━━ Supplied material
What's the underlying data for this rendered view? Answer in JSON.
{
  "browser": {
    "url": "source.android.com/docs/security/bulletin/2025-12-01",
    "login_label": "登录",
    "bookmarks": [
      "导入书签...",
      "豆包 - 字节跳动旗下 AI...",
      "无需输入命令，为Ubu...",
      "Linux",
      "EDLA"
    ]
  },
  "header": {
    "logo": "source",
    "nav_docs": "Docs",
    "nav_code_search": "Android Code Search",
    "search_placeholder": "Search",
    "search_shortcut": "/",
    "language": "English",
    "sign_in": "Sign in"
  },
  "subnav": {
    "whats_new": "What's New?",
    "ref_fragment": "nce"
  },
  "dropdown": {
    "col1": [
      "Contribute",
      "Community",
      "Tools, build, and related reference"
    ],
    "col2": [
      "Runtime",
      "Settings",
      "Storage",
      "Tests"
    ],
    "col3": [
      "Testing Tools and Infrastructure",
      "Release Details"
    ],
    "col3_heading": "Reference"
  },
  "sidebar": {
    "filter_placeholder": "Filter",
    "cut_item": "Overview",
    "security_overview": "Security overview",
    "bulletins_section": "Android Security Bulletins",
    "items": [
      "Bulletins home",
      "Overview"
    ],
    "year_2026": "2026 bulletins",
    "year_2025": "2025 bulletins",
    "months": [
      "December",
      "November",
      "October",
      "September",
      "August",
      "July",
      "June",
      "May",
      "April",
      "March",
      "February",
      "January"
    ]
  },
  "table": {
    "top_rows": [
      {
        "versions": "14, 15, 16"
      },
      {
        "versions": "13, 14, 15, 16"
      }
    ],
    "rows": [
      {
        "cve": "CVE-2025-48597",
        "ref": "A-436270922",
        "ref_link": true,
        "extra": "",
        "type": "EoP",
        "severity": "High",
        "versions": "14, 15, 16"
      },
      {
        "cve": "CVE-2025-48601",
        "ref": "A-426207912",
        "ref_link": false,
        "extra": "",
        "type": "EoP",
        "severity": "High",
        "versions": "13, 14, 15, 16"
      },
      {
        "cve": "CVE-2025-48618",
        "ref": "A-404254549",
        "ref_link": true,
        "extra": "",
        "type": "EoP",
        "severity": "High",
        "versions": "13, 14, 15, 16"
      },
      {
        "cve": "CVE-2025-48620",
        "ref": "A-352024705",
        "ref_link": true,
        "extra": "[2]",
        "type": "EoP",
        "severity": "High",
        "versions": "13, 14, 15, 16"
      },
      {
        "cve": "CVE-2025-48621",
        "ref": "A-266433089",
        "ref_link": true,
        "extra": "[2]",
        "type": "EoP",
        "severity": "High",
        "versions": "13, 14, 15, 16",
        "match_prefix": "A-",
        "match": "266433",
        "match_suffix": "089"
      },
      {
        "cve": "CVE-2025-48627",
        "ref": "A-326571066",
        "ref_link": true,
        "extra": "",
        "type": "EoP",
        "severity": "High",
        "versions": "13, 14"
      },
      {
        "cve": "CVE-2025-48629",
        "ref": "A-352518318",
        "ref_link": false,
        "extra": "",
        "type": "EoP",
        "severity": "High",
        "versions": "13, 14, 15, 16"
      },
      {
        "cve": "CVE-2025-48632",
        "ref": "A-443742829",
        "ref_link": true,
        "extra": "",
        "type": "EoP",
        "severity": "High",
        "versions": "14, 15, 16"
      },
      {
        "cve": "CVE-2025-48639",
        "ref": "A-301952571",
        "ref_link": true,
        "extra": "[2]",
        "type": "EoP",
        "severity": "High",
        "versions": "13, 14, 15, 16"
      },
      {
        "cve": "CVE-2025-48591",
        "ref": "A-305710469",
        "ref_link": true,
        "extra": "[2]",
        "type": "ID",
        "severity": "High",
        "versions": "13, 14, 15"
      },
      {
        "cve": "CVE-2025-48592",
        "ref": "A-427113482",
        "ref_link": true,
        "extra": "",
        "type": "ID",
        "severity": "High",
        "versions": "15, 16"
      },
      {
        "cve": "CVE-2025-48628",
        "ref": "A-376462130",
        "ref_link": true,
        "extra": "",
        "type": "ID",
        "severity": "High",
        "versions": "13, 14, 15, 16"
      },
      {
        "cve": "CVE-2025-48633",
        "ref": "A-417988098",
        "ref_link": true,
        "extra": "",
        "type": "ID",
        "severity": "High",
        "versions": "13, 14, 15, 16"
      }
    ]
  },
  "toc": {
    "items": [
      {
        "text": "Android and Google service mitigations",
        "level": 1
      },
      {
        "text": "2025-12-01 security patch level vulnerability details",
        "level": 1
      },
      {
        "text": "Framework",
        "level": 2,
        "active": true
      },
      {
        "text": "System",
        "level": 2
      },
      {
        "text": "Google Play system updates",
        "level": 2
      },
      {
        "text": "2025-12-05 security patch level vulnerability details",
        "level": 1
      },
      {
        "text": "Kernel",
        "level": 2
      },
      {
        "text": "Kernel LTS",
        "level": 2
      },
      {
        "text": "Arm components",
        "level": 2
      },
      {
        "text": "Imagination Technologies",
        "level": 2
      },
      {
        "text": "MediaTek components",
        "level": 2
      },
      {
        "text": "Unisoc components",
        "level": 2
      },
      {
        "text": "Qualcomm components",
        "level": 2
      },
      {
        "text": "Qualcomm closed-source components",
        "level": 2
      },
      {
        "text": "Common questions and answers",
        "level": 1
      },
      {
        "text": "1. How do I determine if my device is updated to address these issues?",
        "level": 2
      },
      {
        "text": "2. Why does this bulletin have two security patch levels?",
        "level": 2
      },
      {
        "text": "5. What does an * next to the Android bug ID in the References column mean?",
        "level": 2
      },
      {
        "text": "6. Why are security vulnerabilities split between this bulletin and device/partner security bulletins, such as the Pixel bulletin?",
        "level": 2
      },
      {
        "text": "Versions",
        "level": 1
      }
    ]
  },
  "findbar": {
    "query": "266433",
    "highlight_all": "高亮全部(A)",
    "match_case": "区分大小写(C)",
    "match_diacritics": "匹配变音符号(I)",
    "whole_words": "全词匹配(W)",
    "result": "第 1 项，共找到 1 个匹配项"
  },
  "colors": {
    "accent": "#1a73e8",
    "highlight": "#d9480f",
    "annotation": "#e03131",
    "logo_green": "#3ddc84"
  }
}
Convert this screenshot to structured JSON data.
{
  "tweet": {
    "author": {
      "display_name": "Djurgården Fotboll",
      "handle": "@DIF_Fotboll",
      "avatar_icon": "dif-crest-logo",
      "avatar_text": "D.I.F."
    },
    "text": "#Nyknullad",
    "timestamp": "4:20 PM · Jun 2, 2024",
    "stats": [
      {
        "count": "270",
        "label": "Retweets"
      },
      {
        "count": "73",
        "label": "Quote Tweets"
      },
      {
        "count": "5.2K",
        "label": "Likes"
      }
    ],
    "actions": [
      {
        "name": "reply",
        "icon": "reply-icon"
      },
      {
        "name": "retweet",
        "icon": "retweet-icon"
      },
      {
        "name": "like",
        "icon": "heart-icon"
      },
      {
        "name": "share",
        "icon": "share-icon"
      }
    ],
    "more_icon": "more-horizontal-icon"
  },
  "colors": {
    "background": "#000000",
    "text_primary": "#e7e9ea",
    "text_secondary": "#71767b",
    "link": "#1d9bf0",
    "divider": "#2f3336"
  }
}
━━━━
Exercise description -
Using the listing above, show every line that includes the string "vulnerability".

Solution -
        "text": "2025-12-01 security patch level vulnerability details",
        "text": "2025-12-05 security patch level vulnerability details",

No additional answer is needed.